Collected data entries:
§

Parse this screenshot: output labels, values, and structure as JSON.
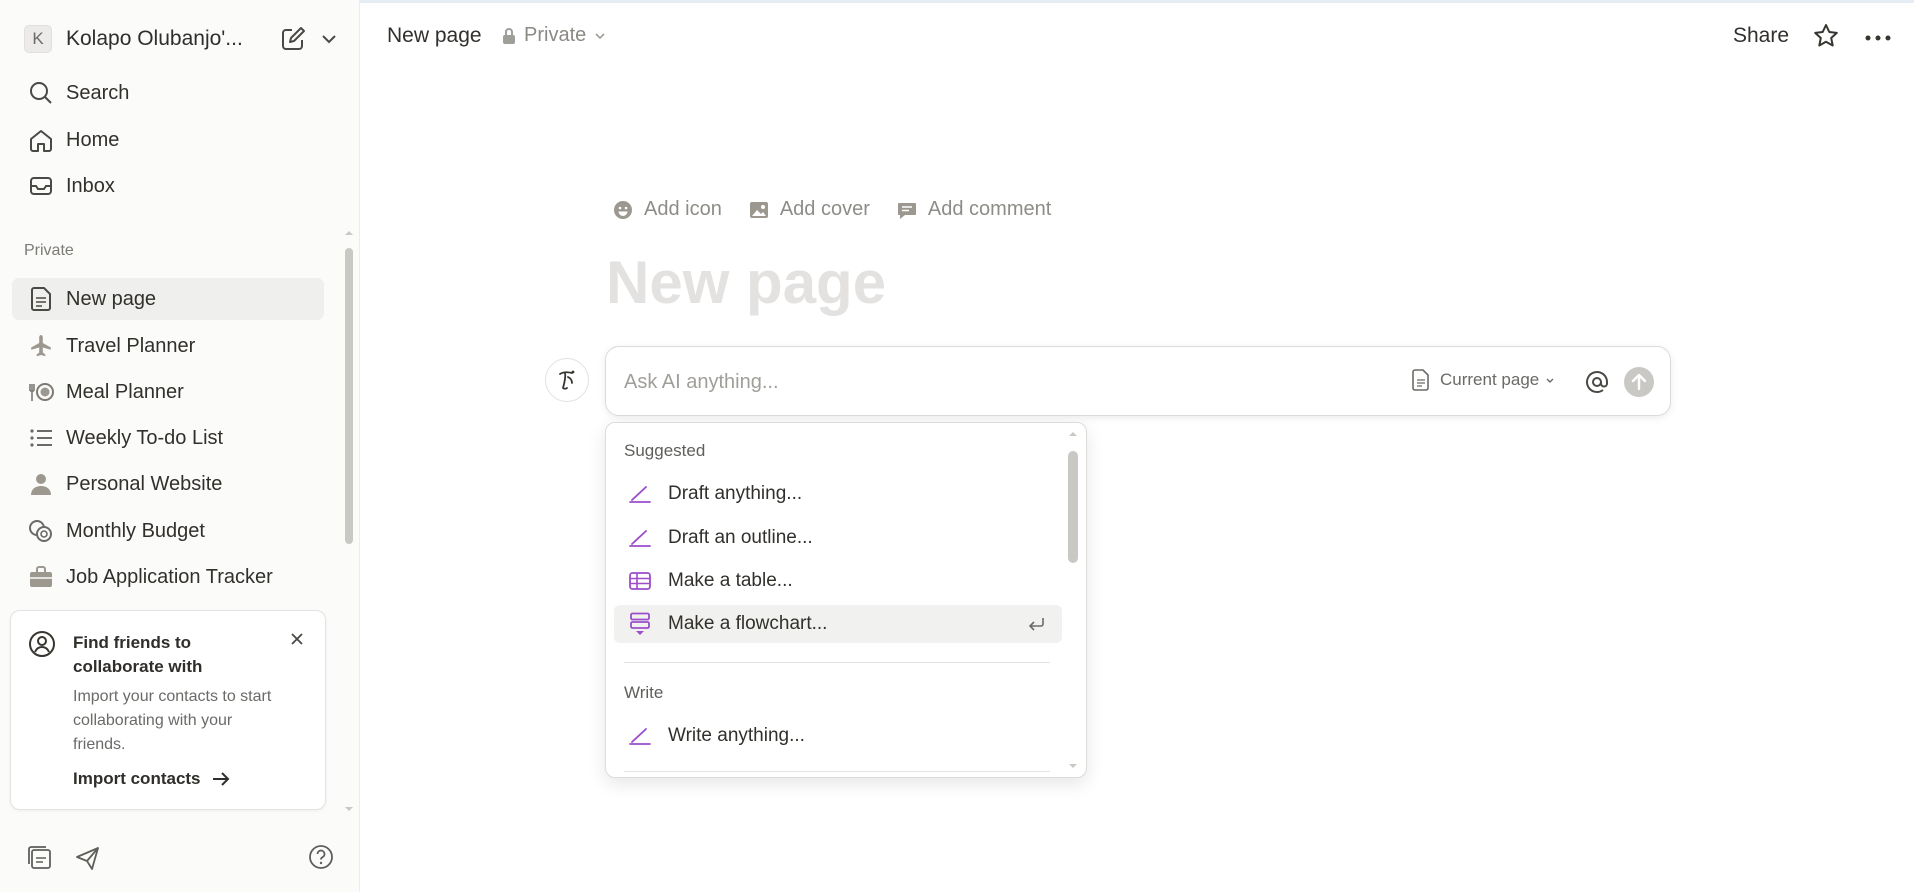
{
  "workspace": {
    "avatar_letter": "K",
    "name": "Kolapo Olubanjo'..."
  },
  "nav": [
    {
      "label": "Search",
      "icon": "search-icon"
    },
    {
      "label": "Home",
      "icon": "home-icon"
    },
    {
      "label": "Inbox",
      "icon": "inbox-icon"
    }
  ],
  "private_section": {
    "label": "Private",
    "pages": [
      {
        "label": "New page",
        "icon": "page-icon",
        "active": true
      },
      {
        "label": "Travel Planner",
        "icon": "airplane-icon"
      },
      {
        "label": "Meal Planner",
        "icon": "plate-icon"
      },
      {
        "label": "Weekly To-do List",
        "icon": "list-icon"
      },
      {
        "label": "Personal Website",
        "icon": "person-icon"
      },
      {
        "label": "Monthly Budget",
        "icon": "coins-icon"
      },
      {
        "label": "Job Application Tracker",
        "icon": "briefcase-icon"
      }
    ]
  },
  "invite_card": {
    "title": "Find friends to collaborate with",
    "body": "Import your contacts to start collaborating with your friends.",
    "link": "Import contacts"
  },
  "topbar": {
    "breadcrumb": "New page",
    "privacy": "Private",
    "share": "Share"
  },
  "page": {
    "actions": {
      "add_icon": "Add icon",
      "add_cover": "Add cover",
      "add_comment": "Add comment"
    },
    "title_placeholder": "New page"
  },
  "ai": {
    "placeholder": "Ask AI anything...",
    "context": "Current page"
  },
  "menu": {
    "suggested_label": "Suggested",
    "suggested": [
      {
        "label": "Draft anything...",
        "icon": "pen-icon"
      },
      {
        "label": "Draft an outline...",
        "icon": "pen-icon"
      },
      {
        "label": "Make a table...",
        "icon": "table-icon"
      },
      {
        "label": "Make a flowchart...",
        "icon": "flowchart-icon",
        "highlighted": true
      }
    ],
    "write_label": "Write",
    "write": [
      {
        "label": "Write anything...",
        "icon": "pen-icon"
      }
    ]
  },
  "colors": {
    "accent_purple": "#9b4dca",
    "sidebar_bg": "#fbfbfa",
    "active_bg": "#efefed"
  }
}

§

#### [Task directions]
Pictures are excluded; output everything else in the data verbatim.

#### [Result of the exercise]
Parse this screenshot: output labels, values, and structure as JSON.
{
  "workspace": {
    "avatar_letter": "K",
    "name": "Kolapo Olubanjo'..."
  },
  "nav": [
    {
      "label": "Search",
      "icon": "search-icon"
    },
    {
      "label": "Home",
      "icon": "home-icon"
    },
    {
      "label": "Inbox",
      "icon": "inbox-icon"
    }
  ],
  "private_section": {
    "label": "Private",
    "pages": [
      {
        "label": "New page",
        "icon": "page-icon",
        "active": true
      },
      {
        "label": "Travel Planner",
        "icon": "airplane-icon"
      },
      {
        "label": "Meal Planner",
        "icon": "plate-icon"
      },
      {
        "label": "Weekly To-do List",
        "icon": "list-icon"
      },
      {
        "label": "Personal Website",
        "icon": "person-icon"
      },
      {
        "label": "Monthly Budget",
        "icon": "coins-icon"
      },
      {
        "label": "Job Application Tracker",
        "icon": "briefcase-icon"
      }
    ]
  },
  "invite_card": {
    "title": "Find friends to collaborate with",
    "body": "Import your contacts to start collaborating with your friends.",
    "link": "Import contacts"
  },
  "topbar": {
    "breadcrumb": "New page",
    "privacy": "Private",
    "share": "Share"
  },
  "page": {
    "actions": {
      "add_icon": "Add icon",
      "add_cover": "Add cover",
      "add_comment": "Add comment"
    },
    "title_placeholder": "New page"
  },
  "ai": {
    "placeholder": "Ask AI anything...",
    "context": "Current page"
  },
  "menu": {
    "suggested_label": "Suggested",
    "suggested": [
      {
        "label": "Draft anything...",
        "icon": "pen-icon"
      },
      {
        "label": "Draft an outline...",
        "icon": "pen-icon"
      },
      {
        "label": "Make a table...",
        "icon": "table-icon"
      },
      {
        "label": "Make a flowchart...",
        "icon": "flowchart-icon",
        "highlighted": true
      }
    ],
    "write_label": "Write",
    "write": [
      {
        "label": "Write anything...",
        "icon": "pen-icon"
      }
    ]
  },
  "colors": {
    "accent_purple": "#9b4dca",
    "sidebar_bg": "#fbfbfa",
    "active_bg": "#efefed"
  }
}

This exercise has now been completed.